EXERCISE =
Show every line of the data that includes the word "Market".

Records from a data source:
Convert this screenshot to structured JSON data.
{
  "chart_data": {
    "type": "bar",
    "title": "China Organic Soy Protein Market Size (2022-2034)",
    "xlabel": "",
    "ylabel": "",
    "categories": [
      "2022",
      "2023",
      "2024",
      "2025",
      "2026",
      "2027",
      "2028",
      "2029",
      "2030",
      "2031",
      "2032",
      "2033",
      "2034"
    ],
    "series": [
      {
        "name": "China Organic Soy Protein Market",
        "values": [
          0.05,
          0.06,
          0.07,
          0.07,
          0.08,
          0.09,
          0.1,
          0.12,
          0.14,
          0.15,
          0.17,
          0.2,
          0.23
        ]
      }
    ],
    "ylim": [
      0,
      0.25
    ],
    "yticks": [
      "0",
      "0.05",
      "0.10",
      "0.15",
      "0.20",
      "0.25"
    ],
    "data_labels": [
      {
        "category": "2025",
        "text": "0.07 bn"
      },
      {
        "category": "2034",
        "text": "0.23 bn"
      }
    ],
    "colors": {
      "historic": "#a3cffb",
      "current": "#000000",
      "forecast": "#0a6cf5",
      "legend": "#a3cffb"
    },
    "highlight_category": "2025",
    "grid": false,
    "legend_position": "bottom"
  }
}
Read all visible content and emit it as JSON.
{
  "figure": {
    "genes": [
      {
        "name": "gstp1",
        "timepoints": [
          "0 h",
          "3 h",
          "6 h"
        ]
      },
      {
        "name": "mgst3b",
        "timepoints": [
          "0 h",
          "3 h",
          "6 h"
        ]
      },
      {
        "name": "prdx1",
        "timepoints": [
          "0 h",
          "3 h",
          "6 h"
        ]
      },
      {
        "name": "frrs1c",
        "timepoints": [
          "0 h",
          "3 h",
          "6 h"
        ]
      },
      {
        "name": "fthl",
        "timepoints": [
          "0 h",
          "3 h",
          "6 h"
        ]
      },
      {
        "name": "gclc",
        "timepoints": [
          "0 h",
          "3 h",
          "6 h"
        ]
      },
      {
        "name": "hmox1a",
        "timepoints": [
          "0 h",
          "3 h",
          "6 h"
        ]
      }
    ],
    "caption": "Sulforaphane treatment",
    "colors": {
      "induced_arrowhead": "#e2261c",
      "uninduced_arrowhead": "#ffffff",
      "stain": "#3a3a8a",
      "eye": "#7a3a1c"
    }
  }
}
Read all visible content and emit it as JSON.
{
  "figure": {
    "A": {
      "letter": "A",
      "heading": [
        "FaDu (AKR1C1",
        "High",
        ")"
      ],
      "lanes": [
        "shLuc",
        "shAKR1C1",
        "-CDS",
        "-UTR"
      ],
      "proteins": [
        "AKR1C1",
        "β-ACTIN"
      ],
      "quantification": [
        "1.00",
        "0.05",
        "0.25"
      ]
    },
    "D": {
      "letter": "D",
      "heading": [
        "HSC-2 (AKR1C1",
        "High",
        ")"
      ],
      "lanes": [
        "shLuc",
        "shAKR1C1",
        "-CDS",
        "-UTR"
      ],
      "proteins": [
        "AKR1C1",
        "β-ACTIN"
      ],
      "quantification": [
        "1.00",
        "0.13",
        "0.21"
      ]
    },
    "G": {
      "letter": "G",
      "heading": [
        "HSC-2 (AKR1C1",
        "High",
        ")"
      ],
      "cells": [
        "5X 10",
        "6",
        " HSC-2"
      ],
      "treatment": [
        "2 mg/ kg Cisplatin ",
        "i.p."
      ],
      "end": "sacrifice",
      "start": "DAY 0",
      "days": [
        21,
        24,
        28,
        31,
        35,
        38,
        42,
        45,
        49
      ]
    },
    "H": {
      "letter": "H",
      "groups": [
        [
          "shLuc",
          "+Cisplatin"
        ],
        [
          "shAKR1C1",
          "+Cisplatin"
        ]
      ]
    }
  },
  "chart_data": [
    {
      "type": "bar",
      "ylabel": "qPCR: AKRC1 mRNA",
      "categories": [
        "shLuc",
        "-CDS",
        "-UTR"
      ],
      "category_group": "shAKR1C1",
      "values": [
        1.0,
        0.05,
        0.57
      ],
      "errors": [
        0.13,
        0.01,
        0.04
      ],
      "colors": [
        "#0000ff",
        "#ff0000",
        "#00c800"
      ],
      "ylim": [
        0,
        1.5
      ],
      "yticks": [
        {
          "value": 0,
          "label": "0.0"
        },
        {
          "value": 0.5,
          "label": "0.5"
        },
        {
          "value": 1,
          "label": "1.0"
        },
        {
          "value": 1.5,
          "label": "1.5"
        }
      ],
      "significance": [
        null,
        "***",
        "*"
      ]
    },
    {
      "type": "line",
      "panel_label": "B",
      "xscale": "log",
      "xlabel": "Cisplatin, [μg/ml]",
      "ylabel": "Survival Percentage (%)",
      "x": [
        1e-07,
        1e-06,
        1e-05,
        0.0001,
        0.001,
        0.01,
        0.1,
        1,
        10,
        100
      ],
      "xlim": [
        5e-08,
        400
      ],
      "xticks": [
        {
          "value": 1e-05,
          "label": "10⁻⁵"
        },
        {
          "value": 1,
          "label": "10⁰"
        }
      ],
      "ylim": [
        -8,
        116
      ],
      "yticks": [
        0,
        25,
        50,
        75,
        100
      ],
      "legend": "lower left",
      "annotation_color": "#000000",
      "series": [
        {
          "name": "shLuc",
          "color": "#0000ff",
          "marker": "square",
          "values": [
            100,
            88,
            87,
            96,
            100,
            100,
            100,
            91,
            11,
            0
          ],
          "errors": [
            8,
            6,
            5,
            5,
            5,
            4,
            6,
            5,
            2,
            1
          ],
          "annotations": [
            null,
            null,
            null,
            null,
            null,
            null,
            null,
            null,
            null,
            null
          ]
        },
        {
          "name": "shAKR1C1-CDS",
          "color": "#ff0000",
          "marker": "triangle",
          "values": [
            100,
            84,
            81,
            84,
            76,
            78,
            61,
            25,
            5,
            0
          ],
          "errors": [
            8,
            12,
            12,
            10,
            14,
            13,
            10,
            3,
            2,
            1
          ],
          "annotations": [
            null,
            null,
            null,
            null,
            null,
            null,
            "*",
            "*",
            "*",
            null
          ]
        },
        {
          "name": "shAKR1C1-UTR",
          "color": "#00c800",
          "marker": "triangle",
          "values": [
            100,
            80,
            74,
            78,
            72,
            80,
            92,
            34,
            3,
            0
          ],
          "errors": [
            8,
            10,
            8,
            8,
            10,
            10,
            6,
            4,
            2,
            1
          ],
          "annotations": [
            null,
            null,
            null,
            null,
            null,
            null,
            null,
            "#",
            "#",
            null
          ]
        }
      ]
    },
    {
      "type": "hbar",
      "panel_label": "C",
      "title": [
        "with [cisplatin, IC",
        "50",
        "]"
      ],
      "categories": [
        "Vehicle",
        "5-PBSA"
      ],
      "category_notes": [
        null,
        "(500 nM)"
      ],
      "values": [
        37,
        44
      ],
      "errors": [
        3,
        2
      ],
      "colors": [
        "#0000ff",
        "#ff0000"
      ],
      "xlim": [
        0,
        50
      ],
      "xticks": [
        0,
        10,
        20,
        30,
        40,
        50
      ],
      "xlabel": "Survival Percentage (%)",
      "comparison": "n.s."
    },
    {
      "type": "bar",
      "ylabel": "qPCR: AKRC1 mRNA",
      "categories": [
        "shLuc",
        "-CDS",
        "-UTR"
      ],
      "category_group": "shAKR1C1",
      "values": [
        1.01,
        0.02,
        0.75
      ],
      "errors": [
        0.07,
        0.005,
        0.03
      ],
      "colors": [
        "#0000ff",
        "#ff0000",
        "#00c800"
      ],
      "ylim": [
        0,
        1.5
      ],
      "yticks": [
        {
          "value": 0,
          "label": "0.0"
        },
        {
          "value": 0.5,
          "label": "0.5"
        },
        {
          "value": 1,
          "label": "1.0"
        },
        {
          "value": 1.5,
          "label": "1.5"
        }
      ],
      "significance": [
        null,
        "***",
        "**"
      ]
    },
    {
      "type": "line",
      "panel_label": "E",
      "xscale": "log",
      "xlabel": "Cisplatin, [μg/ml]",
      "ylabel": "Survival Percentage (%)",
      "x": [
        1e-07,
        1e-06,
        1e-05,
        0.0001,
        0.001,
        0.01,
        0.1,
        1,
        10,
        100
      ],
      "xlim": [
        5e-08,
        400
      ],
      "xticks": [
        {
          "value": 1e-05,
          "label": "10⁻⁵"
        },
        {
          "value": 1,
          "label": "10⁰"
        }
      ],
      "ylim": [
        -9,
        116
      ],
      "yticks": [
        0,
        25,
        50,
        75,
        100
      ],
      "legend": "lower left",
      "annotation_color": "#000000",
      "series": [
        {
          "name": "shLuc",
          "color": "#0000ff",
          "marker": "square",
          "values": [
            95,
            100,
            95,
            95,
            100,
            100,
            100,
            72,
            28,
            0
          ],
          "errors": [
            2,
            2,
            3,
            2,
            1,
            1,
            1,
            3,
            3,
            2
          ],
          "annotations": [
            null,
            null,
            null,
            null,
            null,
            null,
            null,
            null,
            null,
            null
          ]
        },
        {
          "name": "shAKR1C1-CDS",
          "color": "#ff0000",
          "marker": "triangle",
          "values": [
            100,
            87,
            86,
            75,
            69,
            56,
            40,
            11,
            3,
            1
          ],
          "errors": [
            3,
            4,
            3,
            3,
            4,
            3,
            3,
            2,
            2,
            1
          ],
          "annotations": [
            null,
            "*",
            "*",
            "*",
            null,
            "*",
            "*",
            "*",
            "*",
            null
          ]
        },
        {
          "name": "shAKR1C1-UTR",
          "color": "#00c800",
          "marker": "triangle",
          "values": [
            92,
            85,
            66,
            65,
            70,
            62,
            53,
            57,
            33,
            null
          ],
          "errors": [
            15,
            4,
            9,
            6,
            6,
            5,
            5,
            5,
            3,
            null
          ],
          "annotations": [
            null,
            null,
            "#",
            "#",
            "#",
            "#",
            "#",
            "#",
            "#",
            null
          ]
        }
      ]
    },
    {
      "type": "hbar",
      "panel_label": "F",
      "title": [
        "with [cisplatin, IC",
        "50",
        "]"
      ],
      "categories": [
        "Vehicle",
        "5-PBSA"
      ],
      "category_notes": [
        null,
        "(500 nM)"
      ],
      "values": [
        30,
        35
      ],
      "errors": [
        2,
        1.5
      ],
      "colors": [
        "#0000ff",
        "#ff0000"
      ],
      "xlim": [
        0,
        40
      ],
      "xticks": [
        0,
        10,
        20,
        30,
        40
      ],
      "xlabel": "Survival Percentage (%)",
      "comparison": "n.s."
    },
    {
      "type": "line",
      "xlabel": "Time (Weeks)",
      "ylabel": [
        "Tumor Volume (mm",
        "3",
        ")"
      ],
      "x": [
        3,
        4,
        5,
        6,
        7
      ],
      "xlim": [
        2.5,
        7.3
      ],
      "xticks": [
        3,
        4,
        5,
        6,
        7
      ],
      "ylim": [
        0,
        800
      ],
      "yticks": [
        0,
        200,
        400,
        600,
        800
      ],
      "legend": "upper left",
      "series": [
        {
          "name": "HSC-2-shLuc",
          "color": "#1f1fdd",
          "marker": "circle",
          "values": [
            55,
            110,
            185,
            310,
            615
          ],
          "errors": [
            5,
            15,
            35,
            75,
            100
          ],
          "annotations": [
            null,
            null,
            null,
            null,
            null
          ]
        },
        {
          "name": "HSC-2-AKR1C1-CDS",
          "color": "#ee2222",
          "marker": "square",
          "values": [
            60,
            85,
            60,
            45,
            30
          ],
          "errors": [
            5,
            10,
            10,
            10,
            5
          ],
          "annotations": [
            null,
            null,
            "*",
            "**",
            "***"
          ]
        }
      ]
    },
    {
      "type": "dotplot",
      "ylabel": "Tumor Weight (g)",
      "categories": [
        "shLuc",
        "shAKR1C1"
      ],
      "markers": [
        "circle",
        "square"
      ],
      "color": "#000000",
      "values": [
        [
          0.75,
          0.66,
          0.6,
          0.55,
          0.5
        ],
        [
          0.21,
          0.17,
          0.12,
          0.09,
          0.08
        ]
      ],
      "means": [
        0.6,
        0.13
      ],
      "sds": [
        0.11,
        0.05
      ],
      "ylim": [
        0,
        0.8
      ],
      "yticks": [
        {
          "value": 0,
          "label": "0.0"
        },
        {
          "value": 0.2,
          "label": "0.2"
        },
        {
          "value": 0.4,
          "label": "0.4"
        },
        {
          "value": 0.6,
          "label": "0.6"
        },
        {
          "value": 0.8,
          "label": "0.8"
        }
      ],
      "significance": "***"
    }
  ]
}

SOLUTION BELOW =
    "title": "China Organic Soy Protein Market Size (2022-2034)",
        "name": "China Organic Soy Protein Market",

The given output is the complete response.